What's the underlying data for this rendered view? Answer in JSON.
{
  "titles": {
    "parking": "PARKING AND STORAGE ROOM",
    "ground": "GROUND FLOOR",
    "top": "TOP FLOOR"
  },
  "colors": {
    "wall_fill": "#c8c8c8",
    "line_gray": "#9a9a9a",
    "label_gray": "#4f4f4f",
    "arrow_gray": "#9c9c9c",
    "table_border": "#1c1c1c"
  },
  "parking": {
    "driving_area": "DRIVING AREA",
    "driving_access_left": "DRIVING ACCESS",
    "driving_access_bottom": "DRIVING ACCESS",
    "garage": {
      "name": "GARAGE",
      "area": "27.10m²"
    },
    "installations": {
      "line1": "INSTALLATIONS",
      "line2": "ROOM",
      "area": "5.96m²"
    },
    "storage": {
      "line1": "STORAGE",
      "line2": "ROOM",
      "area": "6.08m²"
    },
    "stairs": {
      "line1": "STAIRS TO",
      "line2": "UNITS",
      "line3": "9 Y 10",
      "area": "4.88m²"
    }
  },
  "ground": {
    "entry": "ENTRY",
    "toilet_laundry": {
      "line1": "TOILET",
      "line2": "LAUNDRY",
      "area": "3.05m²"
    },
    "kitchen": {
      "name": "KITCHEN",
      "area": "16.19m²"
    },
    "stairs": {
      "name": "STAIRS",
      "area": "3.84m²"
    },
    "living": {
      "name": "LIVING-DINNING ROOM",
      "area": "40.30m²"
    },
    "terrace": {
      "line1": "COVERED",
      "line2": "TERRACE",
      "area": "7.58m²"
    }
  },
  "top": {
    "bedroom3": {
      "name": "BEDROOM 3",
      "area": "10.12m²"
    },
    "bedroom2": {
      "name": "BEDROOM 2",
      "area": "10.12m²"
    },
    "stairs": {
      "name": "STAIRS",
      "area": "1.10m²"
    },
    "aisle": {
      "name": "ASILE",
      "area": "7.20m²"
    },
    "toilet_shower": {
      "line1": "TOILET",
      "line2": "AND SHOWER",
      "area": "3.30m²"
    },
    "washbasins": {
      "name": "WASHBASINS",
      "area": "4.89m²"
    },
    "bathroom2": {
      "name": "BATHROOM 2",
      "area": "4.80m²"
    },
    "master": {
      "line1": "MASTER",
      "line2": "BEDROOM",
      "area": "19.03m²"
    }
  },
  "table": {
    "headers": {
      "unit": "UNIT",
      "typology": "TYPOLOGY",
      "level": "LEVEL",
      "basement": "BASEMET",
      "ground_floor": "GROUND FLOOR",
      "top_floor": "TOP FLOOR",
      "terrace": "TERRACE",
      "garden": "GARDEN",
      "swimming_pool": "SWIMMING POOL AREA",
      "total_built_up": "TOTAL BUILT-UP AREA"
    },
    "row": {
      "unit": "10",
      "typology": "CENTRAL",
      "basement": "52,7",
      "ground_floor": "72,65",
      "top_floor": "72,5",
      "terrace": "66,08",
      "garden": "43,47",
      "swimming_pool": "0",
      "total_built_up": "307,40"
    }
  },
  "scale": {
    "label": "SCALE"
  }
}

---------------

_WHAT TO DO_
Would you write down every record again, exactly?

_REPLY TO THE TASK_
What's the underlying data for this rendered view? Answer in JSON.
{
  "titles": {
    "parking": "PARKING AND STORAGE ROOM",
    "ground": "GROUND FLOOR",
    "top": "TOP FLOOR"
  },
  "colors": {
    "wall_fill": "#c8c8c8",
    "line_gray": "#9a9a9a",
    "label_gray": "#4f4f4f",
    "arrow_gray": "#9c9c9c",
    "table_border": "#1c1c1c"
  },
  "parking": {
    "driving_area": "DRIVING AREA",
    "driving_access_left": "DRIVING ACCESS",
    "driving_access_bottom": "DRIVING ACCESS",
    "garage": {
      "name": "GARAGE",
      "area": "27.10m²"
    },
    "installations": {
      "line1": "INSTALLATIONS",
      "line2": "ROOM",
      "area": "5.96m²"
    },
    "storage": {
      "line1": "STORAGE",
      "line2": "ROOM",
      "area": "6.08m²"
    },
    "stairs": {
      "line1": "STAIRS TO",
      "line2": "UNITS",
      "line3": "9 Y 10",
      "area": "4.88m²"
    }
  },
  "ground": {
    "entry": "ENTRY",
    "toilet_laundry": {
      "line1": "TOILET",
      "line2": "LAUNDRY",
      "area": "3.05m²"
    },
    "kitchen": {
      "name": "KITCHEN",
      "area": "16.19m²"
    },
    "stairs": {
      "name": "STAIRS",
      "area": "3.84m²"
    },
    "living": {
      "name": "LIVING-DINNING ROOM",
      "area": "40.30m²"
    },
    "terrace": {
      "line1": "COVERED",
      "line2": "TERRACE",
      "area": "7.58m²"
    }
  },
  "top": {
    "bedroom3": {
      "name": "BEDROOM 3",
      "area": "10.12m²"
    },
    "bedroom2": {
      "name": "BEDROOM 2",
      "area": "10.12m²"
    },
    "stairs": {
      "name": "STAIRS",
      "area": "1.10m²"
    },
    "aisle": {
      "name": "ASILE",
      "area": "7.20m²"
    },
    "toilet_shower": {
      "line1": "TOILET",
      "line2": "AND SHOWER",
      "area": "3.30m²"
    },
    "washbasins": {
      "name": "WASHBASINS",
      "area": "4.89m²"
    },
    "bathroom2": {
      "name": "BATHROOM 2",
      "area": "4.80m²"
    },
    "master": {
      "line1": "MASTER",
      "line2": "BEDROOM",
      "area": "19.03m²"
    }
  },
  "table": {
    "headers": {
      "unit": "UNIT",
      "typology": "TYPOLOGY",
      "level": "LEVEL",
      "basement": "BASEMET",
      "ground_floor": "GROUND FLOOR",
      "top_floor": "TOP FLOOR",
      "terrace": "TERRACE",
      "garden": "GARDEN",
      "swimming_pool": "SWIMMING POOL AREA",
      "total_built_up": "TOTAL BUILT-UP AREA"
    },
    "row": {
      "unit": "10",
      "typology": "CENTRAL",
      "basement": "52,7",
      "ground_floor": "72,65",
      "top_floor": "72,5",
      "terrace": "66,08",
      "garden": "43,47",
      "swimming_pool": "0",
      "total_built_up": "307,40"
    }
  },
  "scale": {
    "label": "SCALE"
  }
}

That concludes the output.